> _TASK DETAILS_: Transcribe all the entries word for word, skipping the pictures.

....................

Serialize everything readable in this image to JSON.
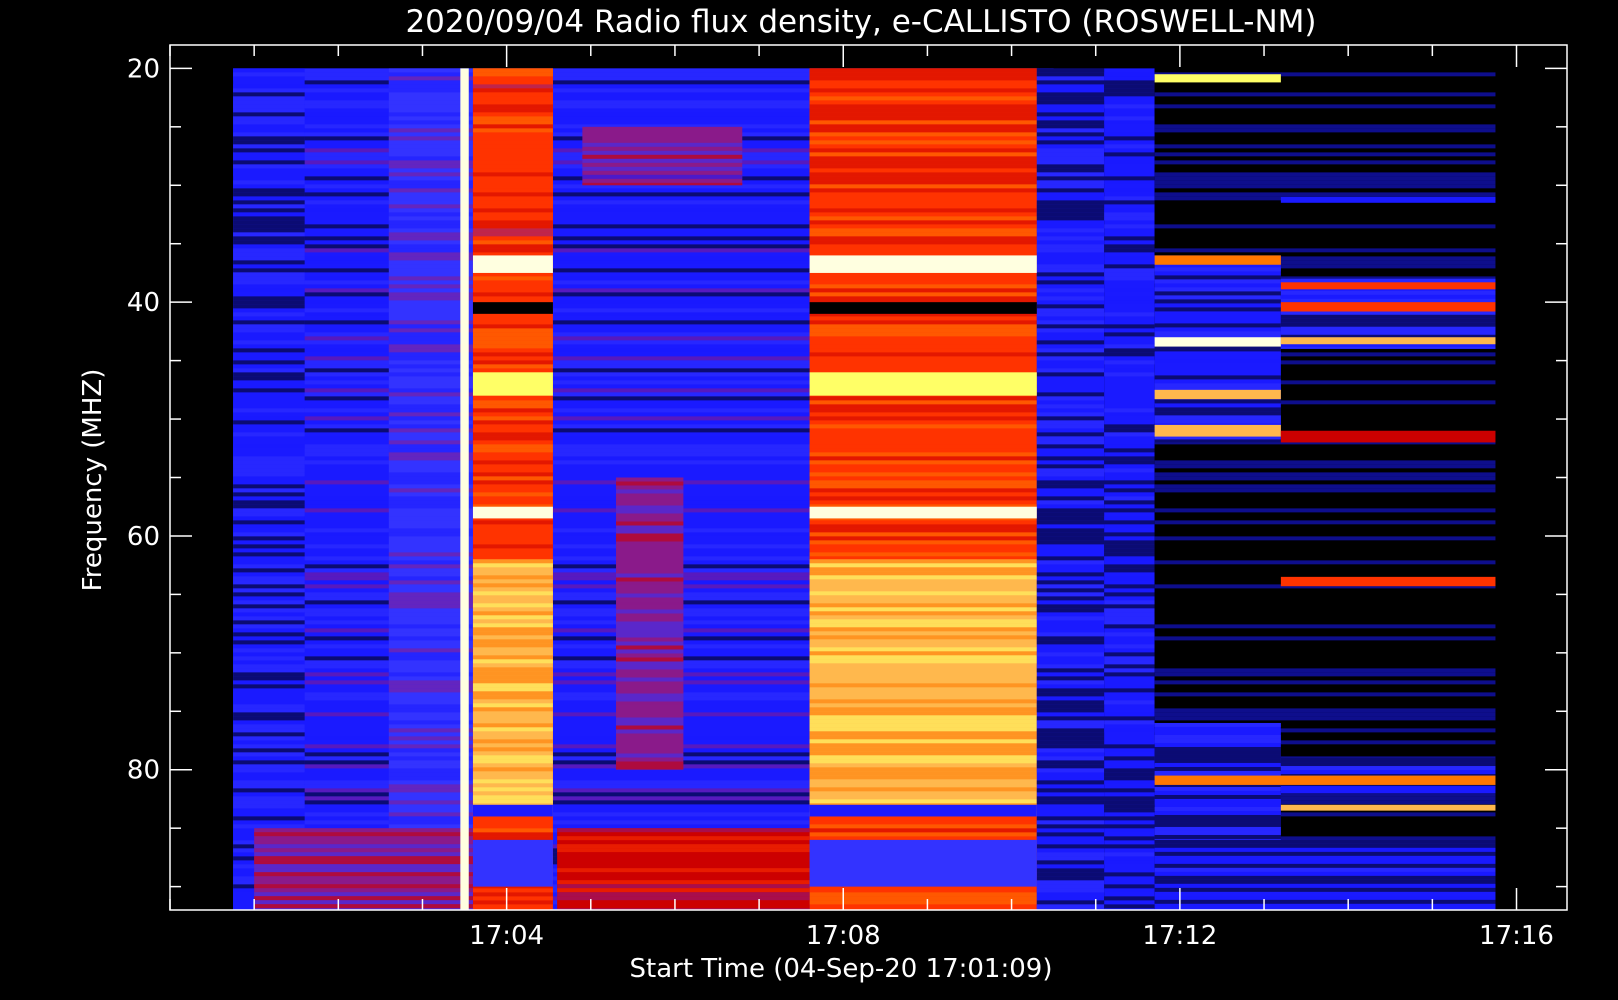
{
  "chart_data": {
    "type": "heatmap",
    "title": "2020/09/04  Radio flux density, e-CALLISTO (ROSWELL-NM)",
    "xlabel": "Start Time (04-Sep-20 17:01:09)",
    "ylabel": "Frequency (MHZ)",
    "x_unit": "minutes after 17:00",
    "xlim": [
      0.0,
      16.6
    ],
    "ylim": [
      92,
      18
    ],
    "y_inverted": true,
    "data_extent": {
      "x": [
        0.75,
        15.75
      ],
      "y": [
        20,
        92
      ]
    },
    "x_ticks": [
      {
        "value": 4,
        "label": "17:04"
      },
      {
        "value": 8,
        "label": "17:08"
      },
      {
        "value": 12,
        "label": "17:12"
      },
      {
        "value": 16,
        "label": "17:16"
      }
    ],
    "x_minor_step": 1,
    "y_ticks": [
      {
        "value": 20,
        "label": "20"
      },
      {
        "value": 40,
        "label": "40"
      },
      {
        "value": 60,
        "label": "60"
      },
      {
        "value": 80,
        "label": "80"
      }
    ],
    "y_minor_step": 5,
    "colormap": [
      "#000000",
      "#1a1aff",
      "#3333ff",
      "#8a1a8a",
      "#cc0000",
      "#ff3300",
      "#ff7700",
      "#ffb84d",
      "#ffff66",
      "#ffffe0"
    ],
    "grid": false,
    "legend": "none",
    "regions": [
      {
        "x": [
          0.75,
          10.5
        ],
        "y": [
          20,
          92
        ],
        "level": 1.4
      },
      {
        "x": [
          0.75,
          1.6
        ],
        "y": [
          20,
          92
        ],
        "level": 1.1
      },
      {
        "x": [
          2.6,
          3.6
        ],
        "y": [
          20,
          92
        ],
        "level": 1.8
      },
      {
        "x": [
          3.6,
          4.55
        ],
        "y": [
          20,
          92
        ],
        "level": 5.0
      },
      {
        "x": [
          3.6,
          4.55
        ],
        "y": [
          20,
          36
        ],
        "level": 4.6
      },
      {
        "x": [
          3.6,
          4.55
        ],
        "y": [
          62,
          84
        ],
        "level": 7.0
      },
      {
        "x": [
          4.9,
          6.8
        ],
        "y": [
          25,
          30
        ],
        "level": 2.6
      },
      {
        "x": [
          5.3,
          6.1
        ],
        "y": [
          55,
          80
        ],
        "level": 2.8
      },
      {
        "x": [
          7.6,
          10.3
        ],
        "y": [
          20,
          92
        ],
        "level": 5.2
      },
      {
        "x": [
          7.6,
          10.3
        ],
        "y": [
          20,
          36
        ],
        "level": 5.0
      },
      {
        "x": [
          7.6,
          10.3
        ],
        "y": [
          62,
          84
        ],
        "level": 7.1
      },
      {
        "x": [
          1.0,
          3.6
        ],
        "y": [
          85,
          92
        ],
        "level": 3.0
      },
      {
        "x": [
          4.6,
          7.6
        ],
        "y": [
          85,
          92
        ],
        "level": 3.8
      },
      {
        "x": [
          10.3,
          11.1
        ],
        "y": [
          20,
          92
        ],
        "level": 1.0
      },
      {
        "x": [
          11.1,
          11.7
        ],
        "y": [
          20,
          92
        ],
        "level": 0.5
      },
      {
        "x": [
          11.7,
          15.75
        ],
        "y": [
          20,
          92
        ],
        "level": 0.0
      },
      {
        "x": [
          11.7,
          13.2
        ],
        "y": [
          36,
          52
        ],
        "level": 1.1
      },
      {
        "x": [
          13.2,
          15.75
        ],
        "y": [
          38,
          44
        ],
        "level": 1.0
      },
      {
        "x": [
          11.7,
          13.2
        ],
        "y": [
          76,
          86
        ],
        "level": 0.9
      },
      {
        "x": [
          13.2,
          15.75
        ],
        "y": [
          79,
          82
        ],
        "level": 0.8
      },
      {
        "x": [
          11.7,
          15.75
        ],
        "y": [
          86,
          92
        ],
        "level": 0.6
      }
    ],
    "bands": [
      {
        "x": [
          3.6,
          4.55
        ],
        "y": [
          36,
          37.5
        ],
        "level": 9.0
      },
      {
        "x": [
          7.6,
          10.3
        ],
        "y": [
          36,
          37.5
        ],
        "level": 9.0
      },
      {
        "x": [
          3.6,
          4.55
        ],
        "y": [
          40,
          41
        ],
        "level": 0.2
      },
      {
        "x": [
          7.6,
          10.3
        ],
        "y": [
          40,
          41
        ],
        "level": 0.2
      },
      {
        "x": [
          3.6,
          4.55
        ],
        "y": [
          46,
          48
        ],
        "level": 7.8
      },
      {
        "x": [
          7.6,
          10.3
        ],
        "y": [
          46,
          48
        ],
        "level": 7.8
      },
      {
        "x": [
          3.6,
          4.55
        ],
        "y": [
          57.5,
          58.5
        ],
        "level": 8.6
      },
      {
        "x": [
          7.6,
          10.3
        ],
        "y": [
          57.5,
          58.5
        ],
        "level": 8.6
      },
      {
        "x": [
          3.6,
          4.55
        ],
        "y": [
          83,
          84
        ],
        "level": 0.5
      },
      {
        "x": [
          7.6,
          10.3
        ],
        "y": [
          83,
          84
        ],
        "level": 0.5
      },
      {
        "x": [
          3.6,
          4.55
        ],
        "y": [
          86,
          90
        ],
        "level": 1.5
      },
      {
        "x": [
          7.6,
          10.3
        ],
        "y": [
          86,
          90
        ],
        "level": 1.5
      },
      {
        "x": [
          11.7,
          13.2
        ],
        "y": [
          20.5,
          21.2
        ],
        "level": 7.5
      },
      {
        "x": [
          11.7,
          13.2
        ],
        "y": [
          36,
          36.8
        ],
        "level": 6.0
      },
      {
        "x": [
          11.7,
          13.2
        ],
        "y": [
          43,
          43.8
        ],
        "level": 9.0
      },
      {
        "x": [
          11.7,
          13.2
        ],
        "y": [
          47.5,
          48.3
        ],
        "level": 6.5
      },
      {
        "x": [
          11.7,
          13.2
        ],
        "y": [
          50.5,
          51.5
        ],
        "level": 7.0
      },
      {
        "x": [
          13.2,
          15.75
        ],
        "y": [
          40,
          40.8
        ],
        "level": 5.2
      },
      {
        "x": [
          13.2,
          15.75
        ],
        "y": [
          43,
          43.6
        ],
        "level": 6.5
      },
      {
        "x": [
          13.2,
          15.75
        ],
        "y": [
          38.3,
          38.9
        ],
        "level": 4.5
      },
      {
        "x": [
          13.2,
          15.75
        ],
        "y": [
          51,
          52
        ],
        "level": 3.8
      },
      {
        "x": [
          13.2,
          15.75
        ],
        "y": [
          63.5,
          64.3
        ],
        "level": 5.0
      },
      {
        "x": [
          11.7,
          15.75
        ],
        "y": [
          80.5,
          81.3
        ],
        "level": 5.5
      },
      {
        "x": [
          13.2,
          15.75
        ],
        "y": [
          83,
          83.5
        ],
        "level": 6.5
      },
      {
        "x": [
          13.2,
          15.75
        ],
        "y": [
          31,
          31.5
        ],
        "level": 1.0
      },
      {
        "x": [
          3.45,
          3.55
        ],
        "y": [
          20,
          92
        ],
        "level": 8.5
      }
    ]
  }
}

....................

> _FINAL RESULT_:
Serialize everything readable in this image to JSON.
{
  "chart_data": {
    "type": "heatmap",
    "title": "2020/09/04  Radio flux density, e-CALLISTO (ROSWELL-NM)",
    "xlabel": "Start Time (04-Sep-20 17:01:09)",
    "ylabel": "Frequency (MHZ)",
    "x_unit": "minutes after 17:00",
    "xlim": [
      0.0,
      16.6
    ],
    "ylim": [
      92,
      18
    ],
    "y_inverted": true,
    "data_extent": {
      "x": [
        0.75,
        15.75
      ],
      "y": [
        20,
        92
      ]
    },
    "x_ticks": [
      {
        "value": 4,
        "label": "17:04"
      },
      {
        "value": 8,
        "label": "17:08"
      },
      {
        "value": 12,
        "label": "17:12"
      },
      {
        "value": 16,
        "label": "17:16"
      }
    ],
    "x_minor_step": 1,
    "y_ticks": [
      {
        "value": 20,
        "label": "20"
      },
      {
        "value": 40,
        "label": "40"
      },
      {
        "value": 60,
        "label": "60"
      },
      {
        "value": 80,
        "label": "80"
      }
    ],
    "y_minor_step": 5,
    "colormap": [
      "#000000",
      "#1a1aff",
      "#3333ff",
      "#8a1a8a",
      "#cc0000",
      "#ff3300",
      "#ff7700",
      "#ffb84d",
      "#ffff66",
      "#ffffe0"
    ],
    "grid": false,
    "legend": "none",
    "regions": [
      {
        "x": [
          0.75,
          10.5
        ],
        "y": [
          20,
          92
        ],
        "level": 1.4
      },
      {
        "x": [
          0.75,
          1.6
        ],
        "y": [
          20,
          92
        ],
        "level": 1.1
      },
      {
        "x": [
          2.6,
          3.6
        ],
        "y": [
          20,
          92
        ],
        "level": 1.8
      },
      {
        "x": [
          3.6,
          4.55
        ],
        "y": [
          20,
          92
        ],
        "level": 5.0
      },
      {
        "x": [
          3.6,
          4.55
        ],
        "y": [
          20,
          36
        ],
        "level": 4.6
      },
      {
        "x": [
          3.6,
          4.55
        ],
        "y": [
          62,
          84
        ],
        "level": 7.0
      },
      {
        "x": [
          4.9,
          6.8
        ],
        "y": [
          25,
          30
        ],
        "level": 2.6
      },
      {
        "x": [
          5.3,
          6.1
        ],
        "y": [
          55,
          80
        ],
        "level": 2.8
      },
      {
        "x": [
          7.6,
          10.3
        ],
        "y": [
          20,
          92
        ],
        "level": 5.2
      },
      {
        "x": [
          7.6,
          10.3
        ],
        "y": [
          20,
          36
        ],
        "level": 5.0
      },
      {
        "x": [
          7.6,
          10.3
        ],
        "y": [
          62,
          84
        ],
        "level": 7.1
      },
      {
        "x": [
          1.0,
          3.6
        ],
        "y": [
          85,
          92
        ],
        "level": 3.0
      },
      {
        "x": [
          4.6,
          7.6
        ],
        "y": [
          85,
          92
        ],
        "level": 3.8
      },
      {
        "x": [
          10.3,
          11.1
        ],
        "y": [
          20,
          92
        ],
        "level": 1.0
      },
      {
        "x": [
          11.1,
          11.7
        ],
        "y": [
          20,
          92
        ],
        "level": 0.5
      },
      {
        "x": [
          11.7,
          15.75
        ],
        "y": [
          20,
          92
        ],
        "level": 0.0
      },
      {
        "x": [
          11.7,
          13.2
        ],
        "y": [
          36,
          52
        ],
        "level": 1.1
      },
      {
        "x": [
          13.2,
          15.75
        ],
        "y": [
          38,
          44
        ],
        "level": 1.0
      },
      {
        "x": [
          11.7,
          13.2
        ],
        "y": [
          76,
          86
        ],
        "level": 0.9
      },
      {
        "x": [
          13.2,
          15.75
        ],
        "y": [
          79,
          82
        ],
        "level": 0.8
      },
      {
        "x": [
          11.7,
          15.75
        ],
        "y": [
          86,
          92
        ],
        "level": 0.6
      }
    ],
    "bands": [
      {
        "x": [
          3.6,
          4.55
        ],
        "y": [
          36,
          37.5
        ],
        "level": 9.0
      },
      {
        "x": [
          7.6,
          10.3
        ],
        "y": [
          36,
          37.5
        ],
        "level": 9.0
      },
      {
        "x": [
          3.6,
          4.55
        ],
        "y": [
          40,
          41
        ],
        "level": 0.2
      },
      {
        "x": [
          7.6,
          10.3
        ],
        "y": [
          40,
          41
        ],
        "level": 0.2
      },
      {
        "x": [
          3.6,
          4.55
        ],
        "y": [
          46,
          48
        ],
        "level": 7.8
      },
      {
        "x": [
          7.6,
          10.3
        ],
        "y": [
          46,
          48
        ],
        "level": 7.8
      },
      {
        "x": [
          3.6,
          4.55
        ],
        "y": [
          57.5,
          58.5
        ],
        "level": 8.6
      },
      {
        "x": [
          7.6,
          10.3
        ],
        "y": [
          57.5,
          58.5
        ],
        "level": 8.6
      },
      {
        "x": [
          3.6,
          4.55
        ],
        "y": [
          83,
          84
        ],
        "level": 0.5
      },
      {
        "x": [
          7.6,
          10.3
        ],
        "y": [
          83,
          84
        ],
        "level": 0.5
      },
      {
        "x": [
          3.6,
          4.55
        ],
        "y": [
          86,
          90
        ],
        "level": 1.5
      },
      {
        "x": [
          7.6,
          10.3
        ],
        "y": [
          86,
          90
        ],
        "level": 1.5
      },
      {
        "x": [
          11.7,
          13.2
        ],
        "y": [
          20.5,
          21.2
        ],
        "level": 7.5
      },
      {
        "x": [
          11.7,
          13.2
        ],
        "y": [
          36,
          36.8
        ],
        "level": 6.0
      },
      {
        "x": [
          11.7,
          13.2
        ],
        "y": [
          43,
          43.8
        ],
        "level": 9.0
      },
      {
        "x": [
          11.7,
          13.2
        ],
        "y": [
          47.5,
          48.3
        ],
        "level": 6.5
      },
      {
        "x": [
          11.7,
          13.2
        ],
        "y": [
          50.5,
          51.5
        ],
        "level": 7.0
      },
      {
        "x": [
          13.2,
          15.75
        ],
        "y": [
          40,
          40.8
        ],
        "level": 5.2
      },
      {
        "x": [
          13.2,
          15.75
        ],
        "y": [
          43,
          43.6
        ],
        "level": 6.5
      },
      {
        "x": [
          13.2,
          15.75
        ],
        "y": [
          38.3,
          38.9
        ],
        "level": 4.5
      },
      {
        "x": [
          13.2,
          15.75
        ],
        "y": [
          51,
          52
        ],
        "level": 3.8
      },
      {
        "x": [
          13.2,
          15.75
        ],
        "y": [
          63.5,
          64.3
        ],
        "level": 5.0
      },
      {
        "x": [
          11.7,
          15.75
        ],
        "y": [
          80.5,
          81.3
        ],
        "level": 5.5
      },
      {
        "x": [
          13.2,
          15.75
        ],
        "y": [
          83,
          83.5
        ],
        "level": 6.5
      },
      {
        "x": [
          13.2,
          15.75
        ],
        "y": [
          31,
          31.5
        ],
        "level": 1.0
      },
      {
        "x": [
          3.45,
          3.55
        ],
        "y": [
          20,
          92
        ],
        "level": 8.5
      }
    ]
  }
}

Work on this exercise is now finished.